— AIM —
Write out the records beneath this line exactly as they appear, minus any images.
• • • • • • •
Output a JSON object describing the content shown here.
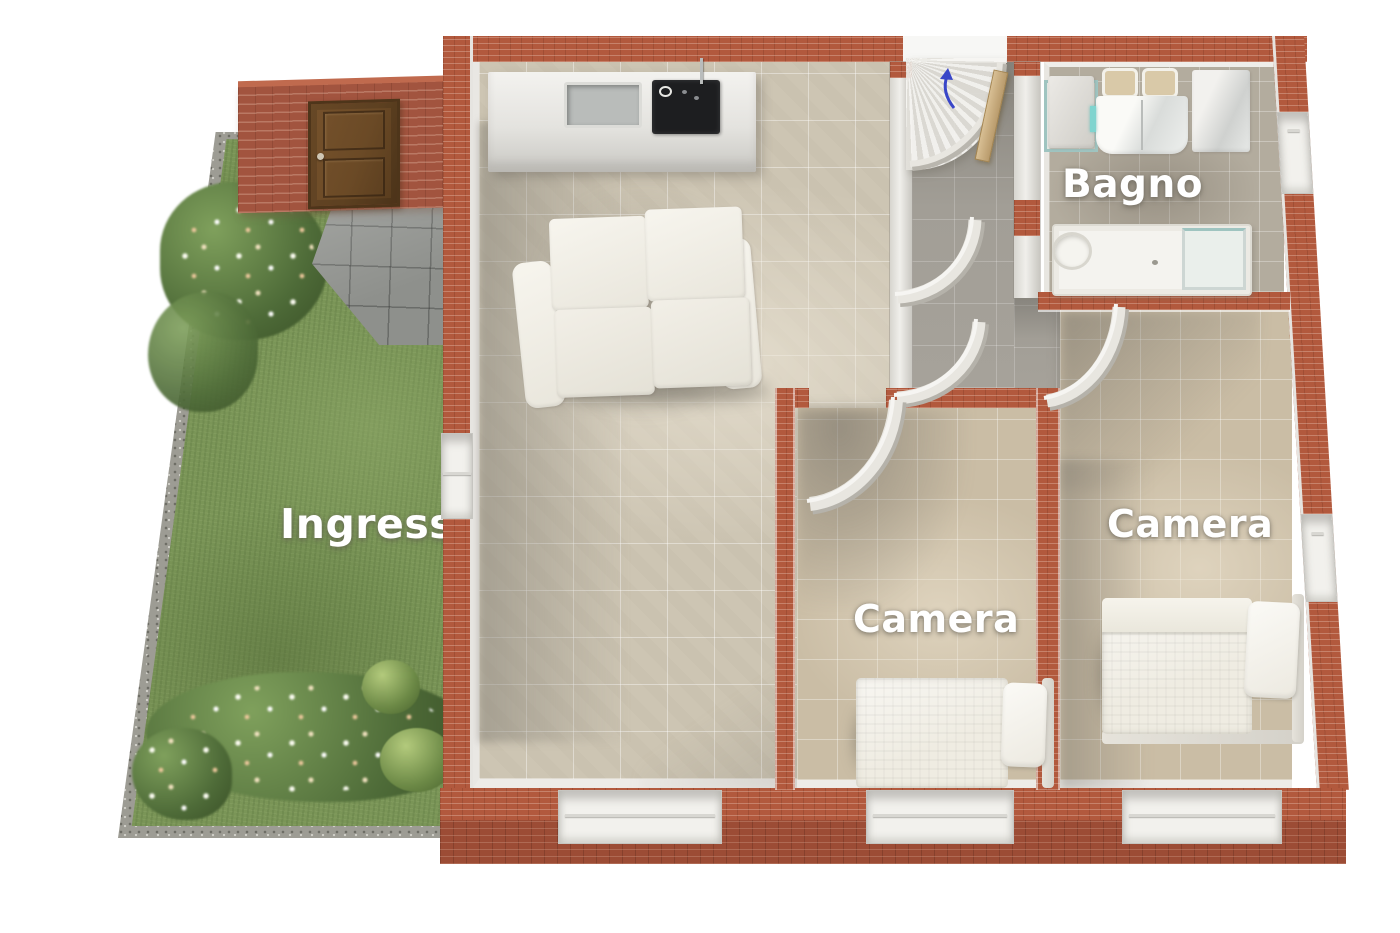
{
  "scene": {
    "type": "3d-floorplan-render",
    "description": "Isometric cutaway render of a small apartment with entry garden"
  },
  "labels": {
    "ingresso": "Ingresso",
    "bagno": "Bagno",
    "camera_middle": "Camera",
    "camera_right": "Camera"
  },
  "colors": {
    "background": "#ffffff",
    "brick_wall_top": "#b2593d",
    "brick_wall_face": "#a2543f",
    "brick_wall_dark": "#9c4c35",
    "wood_entry_door": "#6d4a26",
    "grass_green": "#7a9557",
    "gravel_border": "#9d9c94",
    "stone_path_grey": "#8e908c",
    "living_floor_beige": "#cdc5b3",
    "bedroom_floor_beige": "#cabda5",
    "bathroom_floor_grey": "#b3ac9e",
    "hallway_floor_grey": "#a6a29a",
    "interior_wall_white": "#eceae6",
    "furniture_white": "#f2f0e9",
    "cooktop_black": "#1d1e20",
    "label_text_white": "#ffffff",
    "entrance_arrow_blue": "#3946c8",
    "shower_glass_teal": "#9fc4c0"
  }
}
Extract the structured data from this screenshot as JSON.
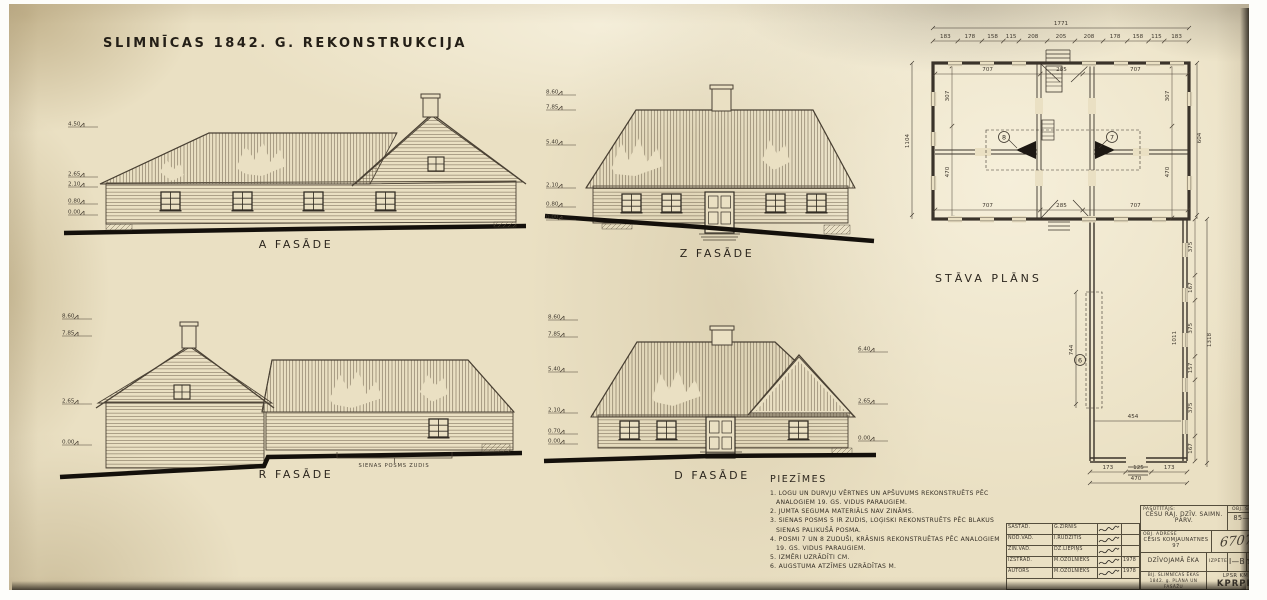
{
  "sheet": {
    "title": "SLIMNĪCAS 1842. G. REKONSTRUKCIJA",
    "paper_color": "#eae0c3",
    "ink_color": "#3a332a"
  },
  "facades": {
    "a": {
      "label": "A FASĀDE",
      "marks": [
        "4.50",
        "2.65",
        "2.10",
        "0.80",
        "0.00"
      ]
    },
    "z": {
      "label": "Z FASĀDE",
      "marks": [
        "8.60",
        "7.85",
        "5.40",
        "2.10",
        "0.80",
        "0.00"
      ]
    },
    "r": {
      "label": "R FASĀDE",
      "marks": [
        "8.60",
        "7.85",
        "2.65",
        "0.00"
      ],
      "annotation": "SIENAS POSMS ZUDIS"
    },
    "d": {
      "label": "D FASĀDE",
      "marks_left": [
        "8.60",
        "7.85",
        "5.40",
        "2.10",
        "0.70",
        "0.00"
      ],
      "marks_right": [
        "6.40",
        "2.65",
        "0.00"
      ]
    }
  },
  "plan": {
    "label": "STĀVA PLĀNS",
    "total_width": "1771",
    "top_segments": [
      "183",
      "178",
      "158",
      "115",
      "208",
      "205",
      "208",
      "178",
      "158",
      "115",
      "183"
    ],
    "total_height_left": "1104",
    "right_height": "604",
    "room_widths_top": [
      "707",
      "285",
      "707"
    ],
    "room_widths_bottom": [
      "707",
      "285",
      "707"
    ],
    "room_heights_left": [
      "307",
      "470"
    ],
    "room_heights_right": [
      "307",
      "470"
    ],
    "stove_numbers": [
      "8",
      "7"
    ],
    "wing": {
      "number": "6",
      "left_dim": "744",
      "inner_dim": "1011",
      "cross_dim": "454",
      "right_segments": [
        "375",
        "167",
        "375",
        "157",
        "375",
        "167"
      ],
      "right_total": "1318",
      "bottom_segments": [
        "173",
        "125",
        "173"
      ],
      "bottom_total": "470"
    }
  },
  "notes": {
    "title": "PIEZĪMES",
    "items": [
      "1. LOGU UN DURVJU VĒRTNES UN APŠUVUMS REKONSTRUĒTS PĒC ANALOGIEM 19. GS. VIDUS PARAUGIEM.",
      "2. JUMTA SEGUMA MATERIĀLS NAV ZINĀMS.",
      "3. SIENAS POSMS 5 IR ZUDIS, LOĢISKI REKONSTRUĒTS PĒC BLAKUS SIENAS PALIKUŠĀ POSMA.",
      "4. POSMI 7 UN 8 ZUDUŠI, KRĀSNIS REKONSTRUĒTAS PĒC ANALOGIEM 19. GS. VIDUS PARAUGIEM.",
      "5. IZMĒRI UZRĀDĪTI CM.",
      "6. AUGSTUMA ATZĪMES UZRĀDĪTAS M."
    ]
  },
  "titleblock": {
    "rows": [
      {
        "role": "SASTĀD.",
        "name": "G.ZIRNIS",
        "date": ""
      },
      {
        "role": "NOD.VAD.",
        "name": "I.RUDZĪTIS",
        "date": ""
      },
      {
        "role": "ZIN.VAD.",
        "name": "DZ.LIEPIŅŠ",
        "date": ""
      },
      {
        "role": "IZSTRĀD.",
        "name": "M.OZOLNIEKS",
        "date": "1978"
      },
      {
        "role": "AUTORS",
        "name": "M.OZOLNIEKS",
        "date": "1978"
      }
    ],
    "client_label": "PASŪTĪTĀJS:",
    "client": "CĒSU RAJ. DZĪV. SAIMN. PĀRV.",
    "code_label": "OBJ. ŠIFRS",
    "code": "85—90",
    "address_label": "OBJ. ADRESE",
    "address": "CĒSIS KOMJAUNATNES 97",
    "inventory": "67071",
    "building": "DZĪVOJAMĀ ĒKA",
    "stage_label": "IZPĒTE",
    "sheet_no": "I—B",
    "scale_label": "MĒROGS",
    "scale": "1:100",
    "subject": "BIJ. SLIMNĪCAS ĒKAS 1842. g. PLĀNA UN FASĀŽU REKONSTRUKCIJA",
    "org1": "LPSR KM",
    "org2": "KPRPK"
  }
}
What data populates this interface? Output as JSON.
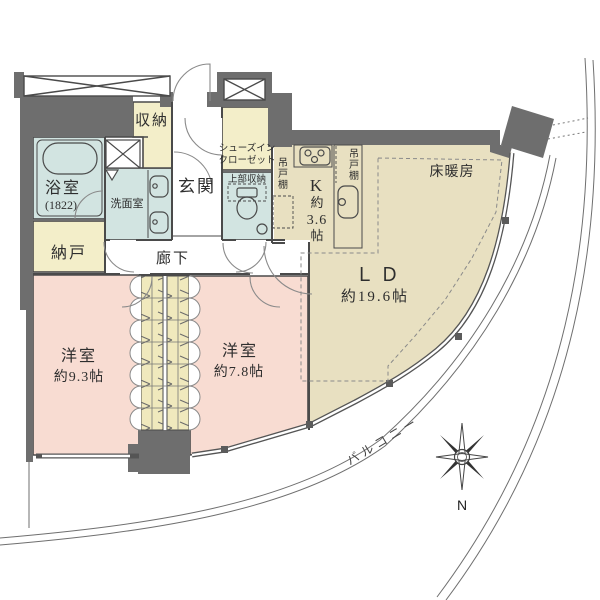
{
  "colors": {
    "wall": "#6e6e6e",
    "water_room": "#d2e4e1",
    "closet_cream": "#f3eec9",
    "floor_tan": "#e8e0c1",
    "bedroom_pink": "#f8dcd2",
    "line": "#4a4a4a"
  },
  "rooms": {
    "bathroom": {
      "name": "浴室",
      "dim": "(1822)"
    },
    "storage": {
      "name": "収納"
    },
    "washroom": {
      "name": "洗面室"
    },
    "entrance": {
      "name": "玄関"
    },
    "shoes_closet": {
      "line1": "シューズイン",
      "line2": "クローゼット"
    },
    "upper_storage": {
      "name": "上部収納"
    },
    "cupboard_left": {
      "name": "吊戸棚"
    },
    "cupboard_right": {
      "name": "吊戸棚"
    },
    "kitchen": {
      "l1": "K",
      "l2": "約",
      "l3": "3.6",
      "l4": "帖"
    },
    "floor_heating": {
      "name": "床暖房"
    },
    "living_dining": {
      "name": "ＬＤ",
      "size": "約19.6帖"
    },
    "closet": {
      "name": "納戸"
    },
    "corridor": {
      "name": "廊下"
    },
    "bedroom_a": {
      "name": "洋室",
      "size": "約9.3帖"
    },
    "bedroom_b": {
      "name": "洋室",
      "size": "約7.8帖"
    },
    "balcony": {
      "name": "バルコニー"
    }
  },
  "compass": {
    "north": "N"
  }
}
• • • • • • •
— RESULT FOR THIS EXERCISE —
Output a JSON object describing the content shown here.
{
  "scene": {
    "type": "3d-floorplan-render",
    "description": "Isometric cutaway render of a small apartment with entry garden"
  },
  "labels": {
    "ingresso": "Ingresso",
    "bagno": "Bagno",
    "camera_middle": "Camera",
    "camera_right": "Camera"
  },
  "colors": {
    "background": "#ffffff",
    "brick_wall_top": "#b2593d",
    "brick_wall_face": "#a2543f",
    "brick_wall_dark": "#9c4c35",
    "wood_entry_door": "#6d4a26",
    "grass_green": "#7a9557",
    "gravel_border": "#9d9c94",
    "stone_path_grey": "#8e908c",
    "living_floor_beige": "#cdc5b3",
    "bedroom_floor_beige": "#cabda5",
    "bathroom_floor_grey": "#b3ac9e",
    "hallway_floor_grey": "#a6a29a",
    "interior_wall_white": "#eceae6",
    "furniture_white": "#f2f0e9",
    "cooktop_black": "#1d1e20",
    "label_text_white": "#ffffff",
    "entrance_arrow_blue": "#3946c8",
    "shower_glass_teal": "#9fc4c0"
  }
}
Extract the structured data from this screenshot as JSON.
{
  "sheet": {
    "title": "SLIMNĪCAS 1842. G. REKONSTRUKCIJA",
    "paper_color": "#eae0c3",
    "ink_color": "#3a332a"
  },
  "facades": {
    "a": {
      "label": "A FASĀDE",
      "marks": [
        "4.50",
        "2.65",
        "2.10",
        "0.80",
        "0.00"
      ]
    },
    "z": {
      "label": "Z FASĀDE",
      "marks": [
        "8.60",
        "7.85",
        "5.40",
        "2.10",
        "0.80",
        "0.00"
      ]
    },
    "r": {
      "label": "R FASĀDE",
      "marks": [
        "8.60",
        "7.85",
        "2.65",
        "0.00"
      ],
      "annotation": "SIENAS POSMS ZUDIS"
    },
    "d": {
      "label": "D FASĀDE",
      "marks_left": [
        "8.60",
        "7.85",
        "5.40",
        "2.10",
        "0.70",
        "0.00"
      ],
      "marks_right": [
        "6.40",
        "2.65",
        "0.00"
      ]
    }
  },
  "plan": {
    "label": "STĀVA PLĀNS",
    "total_width": "1771",
    "top_segments": [
      "183",
      "178",
      "158",
      "115",
      "208",
      "205",
      "208",
      "178",
      "158",
      "115",
      "183"
    ],
    "total_height_left": "1104",
    "right_height": "604",
    "room_widths_top": [
      "707",
      "285",
      "707"
    ],
    "room_widths_bottom": [
      "707",
      "285",
      "707"
    ],
    "room_heights_left": [
      "307",
      "470"
    ],
    "room_heights_right": [
      "307",
      "470"
    ],
    "stove_numbers": [
      "8",
      "7"
    ],
    "wing": {
      "number": "6",
      "left_dim": "744",
      "inner_dim": "1011",
      "cross_dim": "454",
      "right_segments": [
        "375",
        "167",
        "375",
        "157",
        "375",
        "167"
      ],
      "right_total": "1318",
      "bottom_segments": [
        "173",
        "125",
        "173"
      ],
      "bottom_total": "470"
    }
  },
  "notes": {
    "title": "PIEZĪMES",
    "items": [
      "1. LOGU UN DURVJU VĒRTNES UN APŠUVUMS REKONSTRUĒTS PĒC ANALOGIEM 19. GS. VIDUS PARAUGIEM.",
      "2. JUMTA SEGUMA MATERIĀLS NAV ZINĀMS.",
      "3. SIENAS POSMS 5 IR ZUDIS, LOĢISKI REKONSTRUĒTS PĒC BLAKUS SIENAS PALIKUŠĀ POSMA.",
      "4. POSMI 7 UN 8 ZUDUŠI, KRĀSNIS REKONSTRUĒTAS PĒC ANALOGIEM 19. GS. VIDUS PARAUGIEM.",
      "5. IZMĒRI UZRĀDĪTI CM.",
      "6. AUGSTUMA ATZĪMES UZRĀDĪTAS M."
    ]
  },
  "titleblock": {
    "rows": [
      {
        "role": "SASTĀD.",
        "name": "G.ZIRNIS",
        "date": ""
      },
      {
        "role": "NOD.VAD.",
        "name": "I.RUDZĪTIS",
        "date": ""
      },
      {
        "role": "ZIN.VAD.",
        "name": "DZ.LIEPIŅŠ",
        "date": ""
      },
      {
        "role": "IZSTRĀD.",
        "name": "M.OZOLNIEKS",
        "date": "1978"
      },
      {
        "role": "AUTORS",
        "name": "M.OZOLNIEKS",
        "date": "1978"
      }
    ],
    "client_label": "PASŪTĪTĀJS:",
    "client": "CĒSU RAJ. DZĪV. SAIMN. PĀRV.",
    "code_label": "OBJ. ŠIFRS",
    "code": "85—90",
    "address_label": "OBJ. ADRESE",
    "address": "CĒSIS KOMJAUNATNES 97",
    "inventory": "67071",
    "building": "DZĪVOJAMĀ ĒKA",
    "stage_label": "IZPĒTE",
    "sheet_no": "I—B",
    "scale_label": "MĒROGS",
    "scale": "1:100",
    "subject": "BIJ. SLIMNĪCAS ĒKAS 1842. g. PLĀNA UN FASĀŽU REKONSTRUKCIJA",
    "org1": "LPSR KM",
    "org2": "KPRPK"
  }
}
What data populates this interface? Output as JSON.
{
  "colors": {
    "wall": "#6e6e6e",
    "water_room": "#d2e4e1",
    "closet_cream": "#f3eec9",
    "floor_tan": "#e8e0c1",
    "bedroom_pink": "#f8dcd2",
    "line": "#4a4a4a"
  },
  "rooms": {
    "bathroom": {
      "name": "浴室",
      "dim": "(1822)"
    },
    "storage": {
      "name": "収納"
    },
    "washroom": {
      "name": "洗面室"
    },
    "entrance": {
      "name": "玄関"
    },
    "shoes_closet": {
      "line1": "シューズイン",
      "line2": "クローゼット"
    },
    "upper_storage": {
      "name": "上部収納"
    },
    "cupboard_left": {
      "name": "吊戸棚"
    },
    "cupboard_right": {
      "name": "吊戸棚"
    },
    "kitchen": {
      "l1": "K",
      "l2": "約",
      "l3": "3.6",
      "l4": "帖"
    },
    "floor_heating": {
      "name": "床暖房"
    },
    "living_dining": {
      "name": "ＬＤ",
      "size": "約19.6帖"
    },
    "closet": {
      "name": "納戸"
    },
    "corridor": {
      "name": "廊下"
    },
    "bedroom_a": {
      "name": "洋室",
      "size": "約9.3帖"
    },
    "bedroom_b": {
      "name": "洋室",
      "size": "約7.8帖"
    },
    "balcony": {
      "name": "バルコニー"
    }
  },
  "compass": {
    "north": "N"
  }
}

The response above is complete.